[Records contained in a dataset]
┌──

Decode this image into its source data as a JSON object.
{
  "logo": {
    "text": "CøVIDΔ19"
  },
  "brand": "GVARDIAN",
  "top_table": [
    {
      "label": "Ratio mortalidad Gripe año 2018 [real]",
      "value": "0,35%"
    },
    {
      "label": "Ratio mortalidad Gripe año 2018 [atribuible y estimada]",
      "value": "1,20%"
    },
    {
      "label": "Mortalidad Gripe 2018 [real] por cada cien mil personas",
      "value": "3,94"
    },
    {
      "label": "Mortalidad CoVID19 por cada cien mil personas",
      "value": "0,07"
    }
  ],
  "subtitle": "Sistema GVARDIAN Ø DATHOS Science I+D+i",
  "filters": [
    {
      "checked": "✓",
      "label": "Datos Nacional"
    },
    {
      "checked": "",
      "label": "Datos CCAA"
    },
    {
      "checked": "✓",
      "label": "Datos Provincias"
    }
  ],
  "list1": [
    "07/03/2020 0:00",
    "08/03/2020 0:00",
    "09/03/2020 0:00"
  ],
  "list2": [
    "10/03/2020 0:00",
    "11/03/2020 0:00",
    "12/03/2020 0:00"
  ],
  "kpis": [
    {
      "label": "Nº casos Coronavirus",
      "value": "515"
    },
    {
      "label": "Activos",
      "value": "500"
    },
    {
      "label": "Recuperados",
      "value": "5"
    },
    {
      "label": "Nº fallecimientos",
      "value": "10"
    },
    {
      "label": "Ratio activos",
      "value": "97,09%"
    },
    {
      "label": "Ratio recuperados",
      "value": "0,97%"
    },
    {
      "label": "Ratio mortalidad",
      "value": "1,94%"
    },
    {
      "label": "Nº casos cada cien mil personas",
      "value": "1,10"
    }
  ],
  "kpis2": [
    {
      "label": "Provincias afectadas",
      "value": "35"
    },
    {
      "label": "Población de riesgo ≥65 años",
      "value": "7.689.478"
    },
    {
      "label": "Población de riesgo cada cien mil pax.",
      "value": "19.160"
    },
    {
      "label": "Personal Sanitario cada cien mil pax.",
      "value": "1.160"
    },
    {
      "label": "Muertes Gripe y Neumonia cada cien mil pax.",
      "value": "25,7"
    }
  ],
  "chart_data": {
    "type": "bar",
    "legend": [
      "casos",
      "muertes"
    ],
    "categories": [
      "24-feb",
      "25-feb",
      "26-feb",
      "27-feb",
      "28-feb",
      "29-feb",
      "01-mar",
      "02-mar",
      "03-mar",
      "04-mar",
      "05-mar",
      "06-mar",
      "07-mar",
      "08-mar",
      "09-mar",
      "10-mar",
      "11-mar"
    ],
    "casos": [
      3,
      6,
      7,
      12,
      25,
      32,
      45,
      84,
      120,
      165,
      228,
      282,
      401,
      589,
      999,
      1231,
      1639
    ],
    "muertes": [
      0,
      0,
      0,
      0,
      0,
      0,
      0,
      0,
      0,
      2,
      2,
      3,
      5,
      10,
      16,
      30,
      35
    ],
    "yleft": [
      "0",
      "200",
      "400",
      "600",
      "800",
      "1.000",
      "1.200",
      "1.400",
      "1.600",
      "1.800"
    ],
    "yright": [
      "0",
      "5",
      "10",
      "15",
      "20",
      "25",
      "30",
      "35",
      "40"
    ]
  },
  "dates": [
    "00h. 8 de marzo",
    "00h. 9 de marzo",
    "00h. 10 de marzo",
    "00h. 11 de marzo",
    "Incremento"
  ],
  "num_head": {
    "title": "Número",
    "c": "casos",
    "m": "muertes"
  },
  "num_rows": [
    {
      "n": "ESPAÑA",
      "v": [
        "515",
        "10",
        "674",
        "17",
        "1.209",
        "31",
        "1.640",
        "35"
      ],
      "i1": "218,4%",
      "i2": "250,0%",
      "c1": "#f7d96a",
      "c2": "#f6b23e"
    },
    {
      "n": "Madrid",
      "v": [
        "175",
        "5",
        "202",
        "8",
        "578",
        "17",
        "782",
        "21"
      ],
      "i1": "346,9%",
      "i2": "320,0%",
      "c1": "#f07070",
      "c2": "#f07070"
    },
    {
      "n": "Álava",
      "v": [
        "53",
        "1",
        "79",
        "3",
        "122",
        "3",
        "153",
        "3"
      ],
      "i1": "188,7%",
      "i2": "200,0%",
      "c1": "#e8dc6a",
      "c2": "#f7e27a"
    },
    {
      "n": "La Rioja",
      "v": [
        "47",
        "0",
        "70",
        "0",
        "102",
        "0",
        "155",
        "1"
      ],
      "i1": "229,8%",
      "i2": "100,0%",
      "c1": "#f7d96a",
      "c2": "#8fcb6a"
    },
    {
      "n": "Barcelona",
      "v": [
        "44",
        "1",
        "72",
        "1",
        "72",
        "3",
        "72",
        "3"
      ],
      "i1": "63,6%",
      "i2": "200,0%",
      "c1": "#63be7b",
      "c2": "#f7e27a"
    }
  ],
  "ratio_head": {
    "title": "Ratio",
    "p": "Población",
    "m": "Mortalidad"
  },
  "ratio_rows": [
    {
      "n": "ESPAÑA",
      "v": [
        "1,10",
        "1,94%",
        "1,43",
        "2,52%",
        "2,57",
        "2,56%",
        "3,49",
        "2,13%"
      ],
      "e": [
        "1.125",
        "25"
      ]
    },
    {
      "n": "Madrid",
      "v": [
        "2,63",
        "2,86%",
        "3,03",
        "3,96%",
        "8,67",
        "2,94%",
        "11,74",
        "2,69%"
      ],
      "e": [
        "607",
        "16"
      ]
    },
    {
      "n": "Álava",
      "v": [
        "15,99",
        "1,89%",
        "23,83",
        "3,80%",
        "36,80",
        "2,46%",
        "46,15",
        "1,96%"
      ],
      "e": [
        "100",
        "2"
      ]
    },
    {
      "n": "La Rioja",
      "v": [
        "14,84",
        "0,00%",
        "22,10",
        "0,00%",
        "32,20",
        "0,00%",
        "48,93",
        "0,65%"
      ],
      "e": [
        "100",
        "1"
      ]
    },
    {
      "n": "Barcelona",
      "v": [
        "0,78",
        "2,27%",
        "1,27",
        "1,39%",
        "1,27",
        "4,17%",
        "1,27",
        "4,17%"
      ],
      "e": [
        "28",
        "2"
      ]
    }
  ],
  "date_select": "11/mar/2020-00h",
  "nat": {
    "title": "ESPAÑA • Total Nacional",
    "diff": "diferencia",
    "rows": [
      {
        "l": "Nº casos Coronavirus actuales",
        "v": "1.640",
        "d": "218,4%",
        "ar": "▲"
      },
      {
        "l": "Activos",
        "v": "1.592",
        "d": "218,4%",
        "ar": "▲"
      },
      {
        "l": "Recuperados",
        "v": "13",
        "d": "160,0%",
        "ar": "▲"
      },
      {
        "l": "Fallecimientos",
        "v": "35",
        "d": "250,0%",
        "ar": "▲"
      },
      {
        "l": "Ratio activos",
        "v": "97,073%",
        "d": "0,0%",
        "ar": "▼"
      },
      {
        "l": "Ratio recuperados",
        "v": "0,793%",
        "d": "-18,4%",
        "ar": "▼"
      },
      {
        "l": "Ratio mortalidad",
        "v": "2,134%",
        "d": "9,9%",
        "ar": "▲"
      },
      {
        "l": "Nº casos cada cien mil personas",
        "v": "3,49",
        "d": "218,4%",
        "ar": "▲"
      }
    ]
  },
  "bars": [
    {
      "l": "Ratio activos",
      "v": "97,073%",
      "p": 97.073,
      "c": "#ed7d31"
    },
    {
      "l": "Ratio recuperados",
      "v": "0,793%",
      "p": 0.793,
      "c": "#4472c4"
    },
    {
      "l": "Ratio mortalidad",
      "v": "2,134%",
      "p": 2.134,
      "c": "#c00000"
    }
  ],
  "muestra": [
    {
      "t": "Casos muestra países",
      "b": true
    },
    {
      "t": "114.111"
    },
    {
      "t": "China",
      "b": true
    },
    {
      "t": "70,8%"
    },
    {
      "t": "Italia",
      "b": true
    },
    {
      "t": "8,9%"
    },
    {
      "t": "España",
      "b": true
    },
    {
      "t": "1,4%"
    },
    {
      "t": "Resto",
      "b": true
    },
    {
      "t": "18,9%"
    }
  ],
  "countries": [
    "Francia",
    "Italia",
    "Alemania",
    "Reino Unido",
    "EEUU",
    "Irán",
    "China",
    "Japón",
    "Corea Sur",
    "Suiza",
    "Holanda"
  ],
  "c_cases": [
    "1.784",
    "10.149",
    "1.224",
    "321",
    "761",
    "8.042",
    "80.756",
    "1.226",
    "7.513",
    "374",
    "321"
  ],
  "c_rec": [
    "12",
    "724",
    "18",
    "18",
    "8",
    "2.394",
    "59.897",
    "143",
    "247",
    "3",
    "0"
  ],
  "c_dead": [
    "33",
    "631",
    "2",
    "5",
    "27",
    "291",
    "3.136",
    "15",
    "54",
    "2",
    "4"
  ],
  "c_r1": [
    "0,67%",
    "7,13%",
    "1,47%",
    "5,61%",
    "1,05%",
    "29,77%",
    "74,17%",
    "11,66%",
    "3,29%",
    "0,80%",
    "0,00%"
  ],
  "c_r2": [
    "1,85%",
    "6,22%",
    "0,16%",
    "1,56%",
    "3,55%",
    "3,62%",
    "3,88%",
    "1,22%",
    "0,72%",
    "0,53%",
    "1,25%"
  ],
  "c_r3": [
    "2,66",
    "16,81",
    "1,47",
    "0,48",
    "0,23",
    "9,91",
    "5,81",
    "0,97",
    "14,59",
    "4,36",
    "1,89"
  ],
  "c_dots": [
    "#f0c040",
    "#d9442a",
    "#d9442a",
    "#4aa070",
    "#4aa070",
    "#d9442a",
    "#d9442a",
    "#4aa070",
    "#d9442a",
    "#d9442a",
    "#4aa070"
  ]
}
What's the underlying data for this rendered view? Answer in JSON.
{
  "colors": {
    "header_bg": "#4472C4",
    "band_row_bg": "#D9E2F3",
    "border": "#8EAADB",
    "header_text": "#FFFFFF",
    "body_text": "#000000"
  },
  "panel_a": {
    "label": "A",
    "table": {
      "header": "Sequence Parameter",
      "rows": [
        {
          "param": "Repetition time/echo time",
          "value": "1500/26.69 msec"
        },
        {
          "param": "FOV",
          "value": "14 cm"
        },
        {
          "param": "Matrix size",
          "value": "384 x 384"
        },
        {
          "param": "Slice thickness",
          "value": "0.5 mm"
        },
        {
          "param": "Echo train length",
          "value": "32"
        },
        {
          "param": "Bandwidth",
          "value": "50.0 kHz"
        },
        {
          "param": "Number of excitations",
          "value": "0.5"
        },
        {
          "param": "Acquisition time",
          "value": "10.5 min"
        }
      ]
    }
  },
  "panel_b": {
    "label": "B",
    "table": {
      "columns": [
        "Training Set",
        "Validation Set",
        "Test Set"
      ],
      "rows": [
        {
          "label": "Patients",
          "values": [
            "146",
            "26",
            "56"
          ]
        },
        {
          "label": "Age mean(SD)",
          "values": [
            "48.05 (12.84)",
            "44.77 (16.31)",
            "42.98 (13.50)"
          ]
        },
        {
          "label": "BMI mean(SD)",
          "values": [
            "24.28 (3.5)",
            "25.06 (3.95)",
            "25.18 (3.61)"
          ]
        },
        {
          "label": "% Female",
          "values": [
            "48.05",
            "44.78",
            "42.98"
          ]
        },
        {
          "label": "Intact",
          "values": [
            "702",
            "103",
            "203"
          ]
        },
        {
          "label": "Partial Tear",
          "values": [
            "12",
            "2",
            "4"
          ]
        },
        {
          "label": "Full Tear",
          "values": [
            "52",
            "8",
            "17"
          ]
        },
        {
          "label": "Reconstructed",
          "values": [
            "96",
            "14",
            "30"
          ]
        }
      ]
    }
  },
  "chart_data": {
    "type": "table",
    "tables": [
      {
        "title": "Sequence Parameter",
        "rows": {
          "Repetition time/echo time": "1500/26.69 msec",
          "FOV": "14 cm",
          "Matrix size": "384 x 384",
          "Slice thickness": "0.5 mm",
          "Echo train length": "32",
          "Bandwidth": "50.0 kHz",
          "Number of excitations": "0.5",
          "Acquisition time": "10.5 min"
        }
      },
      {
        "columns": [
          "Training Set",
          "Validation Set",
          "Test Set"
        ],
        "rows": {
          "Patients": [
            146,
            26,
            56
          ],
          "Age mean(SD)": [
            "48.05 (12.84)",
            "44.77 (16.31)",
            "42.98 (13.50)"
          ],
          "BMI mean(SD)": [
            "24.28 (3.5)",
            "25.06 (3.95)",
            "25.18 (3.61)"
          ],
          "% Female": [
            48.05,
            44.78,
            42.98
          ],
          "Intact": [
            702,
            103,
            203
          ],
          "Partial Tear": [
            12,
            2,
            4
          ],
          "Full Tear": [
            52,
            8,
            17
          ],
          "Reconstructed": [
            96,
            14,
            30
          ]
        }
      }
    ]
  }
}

└──

Activity: Please return every line of the records that contains the word "Slice".

Your response:
          "param": "Slice thickness",
          "Slice thickness": "0.5 mm",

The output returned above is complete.